GOAL OF THE EXERCISE: Using the listing below, select the lines with the word "announcement" and copy them.

┌────────

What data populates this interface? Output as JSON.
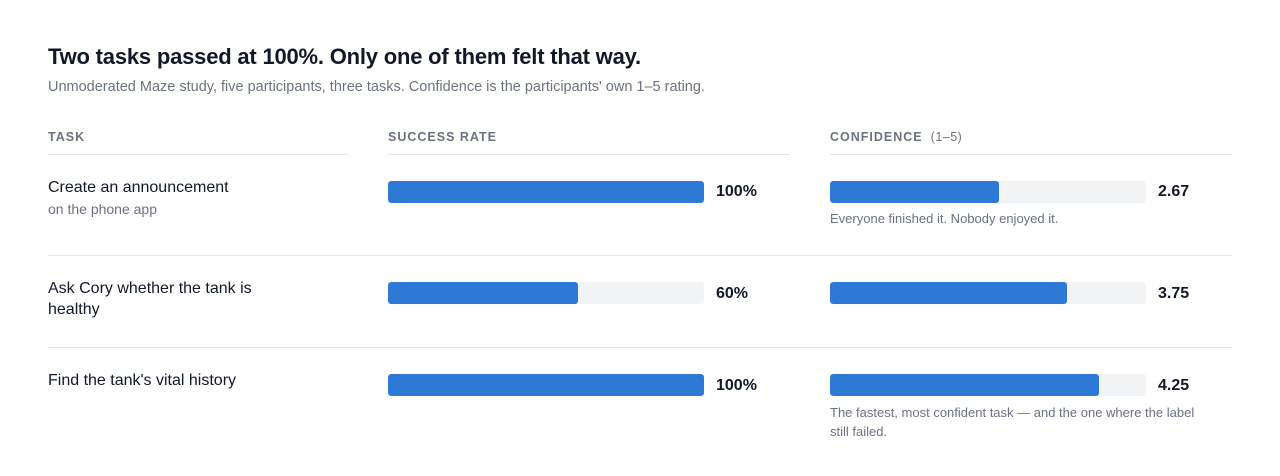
{
  "title": "Two tasks passed at 100%. Only one of them felt that way.",
  "subtitle": "Unmoderated Maze study, five participants, three tasks. Confidence is the participants' own 1–5 rating.",
  "columns": {
    "task": "TASK",
    "success": "SUCCESS RATE",
    "confidence": "CONFIDENCE",
    "confidence_unit": "(1–5)"
  },
  "colors": {
    "bar": "#2f79d6",
    "track": "#f1f3f5",
    "rule": "#e5e7eb"
  },
  "chart_data": {
    "type": "bar",
    "orientation": "horizontal",
    "categories": [
      "Create an announcement on the phone app",
      "Ask Cory whether the tank is healthy",
      "Find the tank's vital history"
    ],
    "series": [
      {
        "name": "SUCCESS RATE",
        "values": [
          100,
          60,
          100
        ],
        "range": [
          0,
          100
        ],
        "unit": "%"
      },
      {
        "name": "CONFIDENCE",
        "values": [
          2.67,
          3.75,
          4.25
        ],
        "range": [
          1,
          5
        ]
      }
    ],
    "grid": false,
    "legend": "none"
  },
  "rows": [
    {
      "task": "Create an announcement",
      "task_sub": "on the phone app",
      "success": 100,
      "success_label": "100%",
      "confidence": 2.67,
      "confidence_label": "2.67",
      "note": "Everyone finished it. Nobody enjoyed it."
    },
    {
      "task": "Ask Cory whether the tank is healthy",
      "task_sub": "",
      "success": 60,
      "success_label": "60%",
      "confidence": 3.75,
      "confidence_label": "3.75",
      "note": ""
    },
    {
      "task": "Find the tank's vital history",
      "task_sub": "",
      "success": 100,
      "success_label": "100%",
      "confidence": 4.25,
      "confidence_label": "4.25",
      "note": "The fastest, most confident task — and the one where the label still failed."
    }
  ]
}
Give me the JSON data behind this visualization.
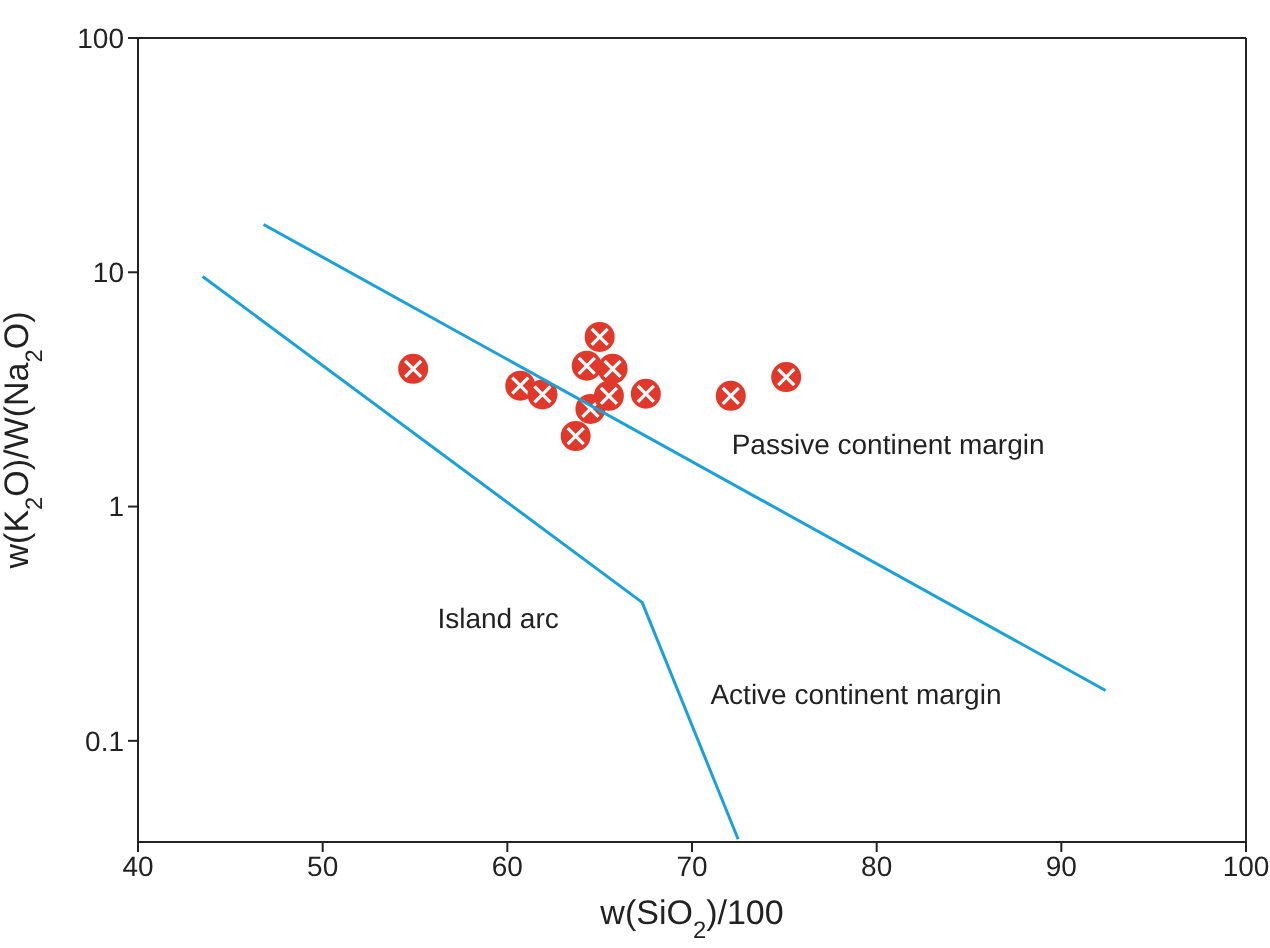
{
  "chart_data": {
    "type": "scatter",
    "xlabel": "w(SiO$_{2}$)/100",
    "ylabel": "w(K$_{2}$O)/W(Na$_{2}$O)",
    "log": "y",
    "xlim": [
      40,
      100
    ],
    "xticks": [
      40,
      50,
      60,
      70,
      80,
      90,
      100
    ],
    "ylim": [
      0.037,
      100
    ],
    "yticks": [
      0.1,
      1,
      10,
      100
    ],
    "series": [
      {
        "marker": "circle",
        "color": "#e0382a",
        "x": [
          54.9,
          60.7,
          61.9,
          63.7,
          64.5,
          64.3,
          65.0,
          65.7,
          65.5,
          67.5,
          72.1,
          75.1
        ],
        "values": [
          3.87,
          3.28,
          3.01,
          2.0,
          2.61,
          3.99,
          5.3,
          3.87,
          2.97,
          3.03,
          2.97,
          3.57
        ]
      },
      {
        "type": "line",
        "marker": "none",
        "line_style": "solid",
        "color": "#1ba1d8",
        "x": [
          46.8,
          92.4
        ],
        "values": [
          16.0,
          0.164
        ]
      },
      {
        "type": "line",
        "marker": "none",
        "line_style": "solid",
        "color": "#1ba1d8",
        "x": [
          43.5,
          67.3,
          72.5
        ],
        "values": [
          9.6,
          0.39,
          0.038
        ]
      }
    ],
    "annotations": [
      "Passive continent margin",
      "Island arc",
      "Active continent margin"
    ]
  }
}
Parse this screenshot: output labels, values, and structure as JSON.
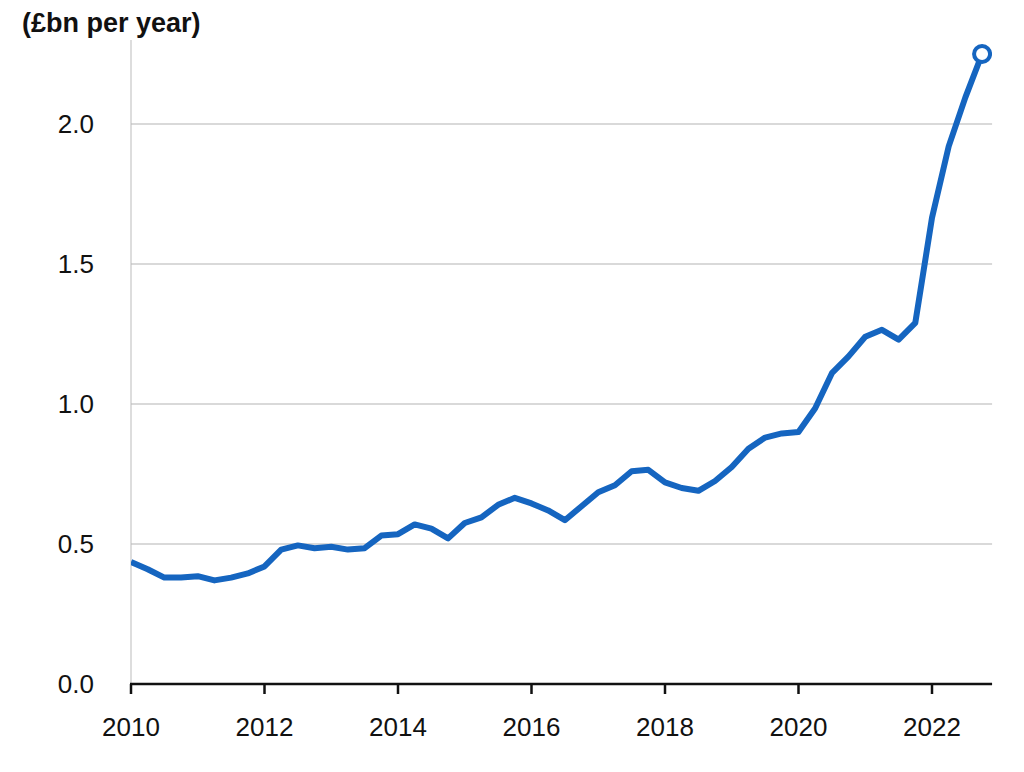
{
  "chart_data": {
    "type": "line",
    "y_label": "(£bn per year)",
    "x": [
      2010,
      2010.25,
      2010.5,
      2010.75,
      2011,
      2011.25,
      2011.5,
      2011.75,
      2012,
      2012.25,
      2012.5,
      2012.75,
      2013,
      2013.25,
      2013.5,
      2013.75,
      2014,
      2014.25,
      2014.5,
      2014.75,
      2015,
      2015.25,
      2015.5,
      2015.75,
      2016,
      2016.25,
      2016.5,
      2016.75,
      2017,
      2017.25,
      2017.5,
      2017.75,
      2018,
      2018.25,
      2018.5,
      2018.75,
      2019,
      2019.25,
      2019.5,
      2019.75,
      2020,
      2020.25,
      2020.5,
      2020.75,
      2021,
      2021.25,
      2021.5,
      2021.75,
      2022,
      2022.25,
      2022.5,
      2022.75
    ],
    "values": [
      0.436,
      0.41,
      0.38,
      0.38,
      0.385,
      0.37,
      0.38,
      0.395,
      0.42,
      0.48,
      0.495,
      0.485,
      0.49,
      0.48,
      0.485,
      0.53,
      0.535,
      0.57,
      0.555,
      0.52,
      0.575,
      0.595,
      0.64,
      0.665,
      0.645,
      0.62,
      0.585,
      0.635,
      0.685,
      0.71,
      0.76,
      0.765,
      0.72,
      0.7,
      0.69,
      0.725,
      0.775,
      0.84,
      0.88,
      0.895,
      0.9,
      0.985,
      1.11,
      1.17,
      1.24,
      1.265,
      1.23,
      1.29,
      1.665,
      1.92,
      2.095,
      2.25
    ],
    "color": "#1565c0",
    "marker": "end",
    "xlim": [
      2010,
      2022.9
    ],
    "xticks": [
      2010,
      2012,
      2014,
      2016,
      2018,
      2020,
      2022
    ],
    "ylim": [
      0,
      2.3
    ],
    "yticks": [
      {
        "value": 0,
        "label": "0.0"
      },
      0.5,
      {
        "value": 1,
        "label": "1.0"
      },
      1.5,
      {
        "value": 2,
        "label": "2.0"
      }
    ],
    "grid": true
  }
}
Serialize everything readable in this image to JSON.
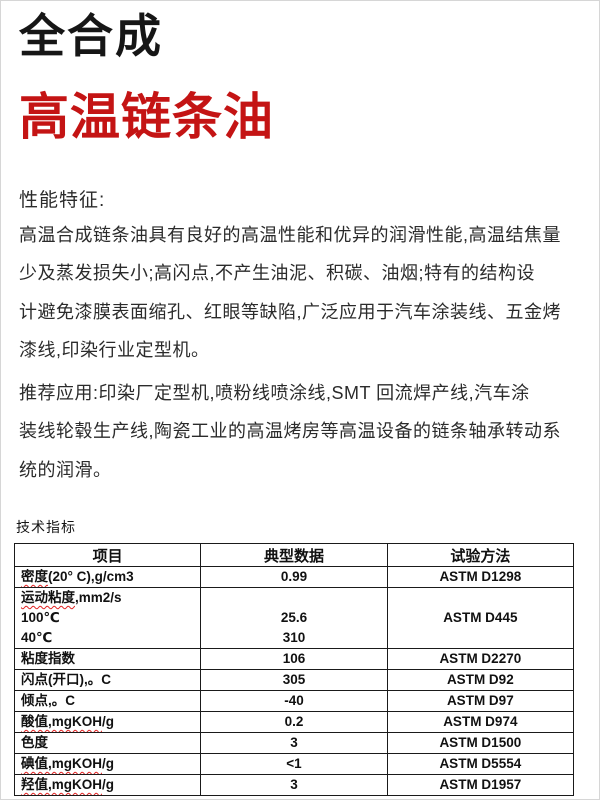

└────────

RESULT BELOW:
      "Create an announcement on the phone app",
      "task": "Create an announcement",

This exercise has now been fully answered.